*Exercise description*
Reproduce all lines of the listing below in which the word "Solar" occurs.
::::::::::
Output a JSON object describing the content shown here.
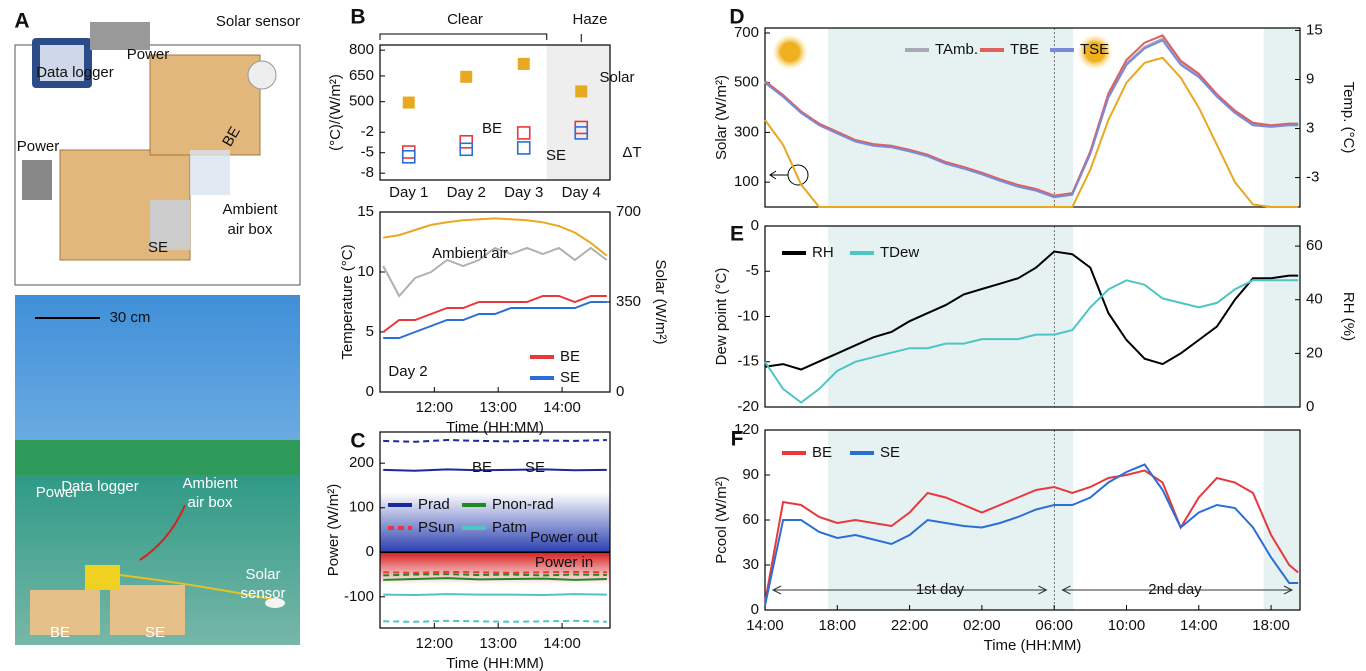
{
  "panel_letters": [
    "A",
    "B",
    "C",
    "D",
    "E",
    "F"
  ],
  "panel_a": {
    "top_labels": [
      "Solar sensor",
      "Power",
      "Data logger",
      "BE",
      "Power",
      "Ambient",
      "air box",
      "SE"
    ],
    "bottom_labels": [
      "30 cm",
      "Data logger",
      "Power",
      "Ambient",
      "air box",
      "Solar",
      "sensor",
      "BE",
      "SE"
    ]
  },
  "chart_data": [
    {
      "type": "scatter",
      "categories": [
        "Day 1",
        "Day 2",
        "Day 3",
        "Day 4"
      ],
      "series": [
        {
          "name": "Solar",
          "color": "#e8a820",
          "marker": "filled",
          "values": [
            495,
            645,
            720,
            560
          ]
        },
        {
          "name": "BE",
          "color": "#e8383d",
          "marker": "hollow",
          "axis": "y2",
          "values": [
            -4.9,
            -3.4,
            -2.1,
            -1.3
          ]
        },
        {
          "name": "SE",
          "color": "#2a6fd6",
          "marker": "hollow",
          "axis": "y2",
          "values": [
            -5.6,
            -4.5,
            -4.3,
            -2.1
          ]
        }
      ],
      "ylim": [
        440,
        830
      ],
      "yticks": [
        500,
        650,
        800
      ],
      "y2lim": [
        -9,
        -0.5
      ],
      "y2ticks": [
        -8,
        -5,
        -2
      ],
      "ylabel": "(°C)/(W/m²)",
      "annotations": [
        "Clear",
        "Haze",
        "ΔT"
      ]
    },
    {
      "type": "line",
      "x": [
        11.2,
        11.45,
        11.7,
        11.95,
        12.2,
        12.45,
        12.7,
        12.95,
        13.2,
        13.45,
        13.7,
        13.95,
        14.2,
        14.45,
        14.7
      ],
      "xlim": [
        11.15,
        14.75
      ],
      "xticks": [
        {
          "value": 12,
          "label": "12:00"
        },
        {
          "value": 13,
          "label": "13:00"
        },
        {
          "value": 14,
          "label": "14:00"
        }
      ],
      "ylim": [
        0,
        15
      ],
      "yticks": [
        0,
        5,
        10,
        15
      ],
      "y2lim": [
        0,
        700
      ],
      "y2ticks": [
        0,
        350,
        700
      ],
      "xlabel": "Time (HH:MM)",
      "ylabel": "Temperature (°C)",
      "y2label": "Solar (W/m²)",
      "series": [
        {
          "name": "Ambient air",
          "color": "#b0b0b0",
          "values": [
            10.5,
            8,
            9.5,
            10,
            11,
            10.5,
            11,
            12,
            11.5,
            12,
            11.5,
            12,
            11,
            12,
            11
          ]
        },
        {
          "name": "BE",
          "color": "#e8383d",
          "values": [
            5,
            6,
            6,
            6.5,
            7,
            7,
            7.5,
            7.5,
            7.5,
            7.5,
            8,
            8,
            7.5,
            8,
            8
          ]
        },
        {
          "name": "SE",
          "color": "#2a6fd6",
          "values": [
            4.5,
            4.5,
            5,
            5.5,
            6,
            6,
            6.5,
            6.5,
            7,
            7,
            7,
            7,
            7,
            7.5,
            7.5
          ]
        },
        {
          "color": "#e8a820",
          "axis": "y2",
          "values": [
            600,
            610,
            630,
            650,
            660,
            668,
            672,
            675,
            672,
            668,
            660,
            645,
            620,
            580,
            530
          ]
        }
      ],
      "annotations": [
        "Day 2"
      ]
    },
    {
      "type": "line",
      "x": [
        11.2,
        11.7,
        12.2,
        12.7,
        13.2,
        13.7,
        14.2,
        14.7
      ],
      "xlim": [
        11.15,
        14.75
      ],
      "xticks": [
        {
          "value": 12,
          "label": "12:00"
        },
        {
          "value": 13,
          "label": "13:00"
        },
        {
          "value": 14,
          "label": "14:00"
        }
      ],
      "ylim": [
        -170,
        270
      ],
      "yticks": [
        -100,
        0,
        100,
        200
      ],
      "xlabel": "Time (HH:MM)",
      "ylabel": "Power (W/m²)",
      "series": [
        {
          "name": "Prad",
          "color": "#1a2a9c",
          "values": [
            185,
            183,
            186,
            184,
            185,
            186,
            184,
            185
          ]
        },
        {
          "color": "#1a2a9c",
          "dash": true,
          "values": [
            250,
            248,
            252,
            250,
            249,
            251,
            250,
            252
          ]
        },
        {
          "name": "Pnon-rad",
          "color": "#1f8a1f",
          "values": [
            -62,
            -60,
            -58,
            -61,
            -60,
            -59,
            -62,
            -60
          ]
        },
        {
          "color": "#1f8a1f",
          "dash": true,
          "values": [
            -52,
            -50,
            -49,
            -51,
            -50,
            -52,
            -50,
            -51
          ]
        },
        {
          "name": "PSun",
          "color": "#e8383d",
          "dash": true,
          "values": [
            -45,
            -46,
            -44,
            -45,
            -46,
            -45,
            -44,
            -45
          ]
        },
        {
          "name": "Patm",
          "color": "#4fc4c4",
          "values": [
            -95,
            -96,
            -94,
            -95,
            -95,
            -96,
            -94,
            -95
          ]
        },
        {
          "color": "#4fc4c4",
          "dash": true,
          "values": [
            -155,
            -156,
            -154,
            -155,
            -156,
            -155,
            -154,
            -156
          ]
        }
      ],
      "annotations": [
        "BE",
        "SE",
        "Power out",
        "Power in"
      ]
    },
    {
      "type": "line",
      "x": [
        14,
        15,
        16,
        17,
        18,
        19,
        20,
        21,
        22,
        23,
        24,
        25,
        26,
        27,
        28,
        29,
        30,
        31,
        32,
        33,
        34,
        35,
        36,
        37,
        38,
        39,
        40,
        41,
        42,
        43,
        43.5
      ],
      "xlim": [
        14,
        43.6
      ],
      "ylim": [
        0,
        720
      ],
      "yticks": [
        100,
        300,
        500,
        700
      ],
      "y2lim": [
        -6.6,
        15.3
      ],
      "y2ticks": [
        -3,
        3,
        9,
        15
      ],
      "ylabel": "Solar (W/m²)",
      "y2label": "Temp. (°C)",
      "series": [
        {
          "color": "#e8a820",
          "values": [
            350,
            250,
            90,
            0,
            0,
            0,
            0,
            0,
            0,
            0,
            0,
            0,
            0,
            0,
            0,
            0,
            0,
            0,
            150,
            350,
            500,
            580,
            600,
            520,
            400,
            250,
            100,
            10,
            0,
            0,
            0
          ]
        },
        {
          "name": "TAmb.",
          "color": "#a8a8b8",
          "axis": "y2",
          "values": [
            8.7,
            7,
            5,
            3.5,
            2.5,
            1.5,
            1,
            0.8,
            0.3,
            -0.3,
            -1.2,
            -1.8,
            -2.5,
            -3.3,
            -4,
            -4.5,
            -5.3,
            -5,
            0,
            7,
            11,
            13,
            14,
            11,
            9.5,
            7,
            5,
            3.5,
            3.3,
            3.5,
            3.5
          ]
        },
        {
          "name": "TBE",
          "color": "#e06060",
          "axis": "y2",
          "values": [
            8.8,
            7.1,
            5.1,
            3.6,
            2.6,
            1.6,
            1.1,
            0.9,
            0.4,
            -0.2,
            -1.1,
            -1.7,
            -2.4,
            -3.2,
            -3.9,
            -4.4,
            -5.2,
            -4.9,
            0.2,
            7.3,
            11.4,
            13.5,
            14.4,
            11.3,
            9.7,
            7.2,
            5.2,
            3.7,
            3.4,
            3.6,
            3.6
          ]
        },
        {
          "name": "TSE",
          "color": "#7a8ad8",
          "axis": "y2",
          "values": [
            8.6,
            6.9,
            4.9,
            3.4,
            2.4,
            1.4,
            0.9,
            0.7,
            0.2,
            -0.4,
            -1.3,
            -1.9,
            -2.6,
            -3.4,
            -4.1,
            -4.6,
            -5.4,
            -5.1,
            -0.1,
            6.8,
            10.8,
            12.8,
            13.8,
            10.8,
            9.3,
            6.9,
            4.9,
            3.4,
            3.2,
            3.4,
            3.4
          ]
        }
      ]
    },
    {
      "type": "line",
      "x": [
        14,
        15,
        16,
        17,
        18,
        19,
        20,
        21,
        22,
        23,
        24,
        25,
        26,
        27,
        28,
        29,
        30,
        31,
        32,
        33,
        34,
        35,
        36,
        37,
        38,
        39,
        40,
        41,
        42,
        43,
        43.5
      ],
      "xlim": [
        14,
        43.6
      ],
      "ylim": [
        -20,
        0
      ],
      "yticks": [
        -20,
        -15,
        -10,
        -5,
        0
      ],
      "y2lim": [
        0,
        67.5
      ],
      "y2ticks": [
        0,
        20,
        40,
        60
      ],
      "ylabel": "Dew point (°C)",
      "y2label": "RH (%)",
      "series": [
        {
          "name": "RH",
          "color": "#000000",
          "axis": "y2",
          "values": [
            15,
            16,
            14,
            17,
            20,
            23,
            26,
            28,
            32,
            35,
            38,
            42,
            44,
            46,
            48,
            52,
            58,
            57,
            52,
            35,
            25,
            18,
            16,
            20,
            25,
            30,
            40,
            48,
            48,
            49,
            49
          ]
        },
        {
          "name": "TDew",
          "color": "#4fc4c4",
          "values": [
            -15,
            -18,
            -19.5,
            -18,
            -16,
            -15,
            -14.5,
            -14,
            -13.5,
            -13.5,
            -13,
            -13,
            -12.5,
            -12.5,
            -12.5,
            -12,
            -12,
            -11.5,
            -9,
            -7,
            -6,
            -6.5,
            -8,
            -8.5,
            -9,
            -8.5,
            -7,
            -6,
            -6,
            -6,
            -6
          ]
        }
      ]
    },
    {
      "type": "line",
      "x": [
        14,
        15,
        16,
        17,
        18,
        19,
        20,
        21,
        22,
        23,
        24,
        25,
        26,
        27,
        28,
        29,
        30,
        31,
        32,
        33,
        34,
        35,
        36,
        37,
        38,
        39,
        40,
        41,
        42,
        43,
        43.5
      ],
      "xlim": [
        14,
        43.6
      ],
      "ylim": [
        0,
        120
      ],
      "yticks": [
        0,
        30,
        60,
        90,
        120
      ],
      "xticks": [
        {
          "value": 14,
          "label": "14:00"
        },
        {
          "value": 18,
          "label": "18:00"
        },
        {
          "value": 22,
          "label": "22:00"
        },
        {
          "value": 26,
          "label": "02:00"
        },
        {
          "value": 30,
          "label": "06:00"
        },
        {
          "value": 34,
          "label": "10:00"
        },
        {
          "value": 38,
          "label": "14:00"
        },
        {
          "value": 42,
          "label": "18:00"
        }
      ],
      "xlabel": "Time (HH:MM)",
      "ylabel": "Pcool (W/m²)",
      "series": [
        {
          "name": "BE",
          "color": "#e8383d",
          "values": [
            5,
            72,
            70,
            62,
            58,
            60,
            58,
            56,
            65,
            78,
            75,
            70,
            65,
            70,
            75,
            80,
            82,
            78,
            82,
            88,
            90,
            93,
            85,
            55,
            75,
            88,
            85,
            78,
            50,
            30,
            25
          ]
        },
        {
          "name": "SE",
          "color": "#2a6fd6",
          "values": [
            3,
            60,
            60,
            52,
            48,
            50,
            47,
            44,
            50,
            60,
            58,
            56,
            55,
            58,
            62,
            67,
            70,
            70,
            75,
            85,
            92,
            97,
            80,
            55,
            65,
            70,
            68,
            55,
            35,
            18,
            18
          ]
        }
      ],
      "annotations": [
        "1st day",
        "2nd day"
      ]
    }
  ]
}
::::::::::
*Reply*
      "Solar sensor",
      "Solar",
          "name": "Solar",
      "y2label": "Solar (W/m²)",
      "ylabel": "Solar (W/m²)",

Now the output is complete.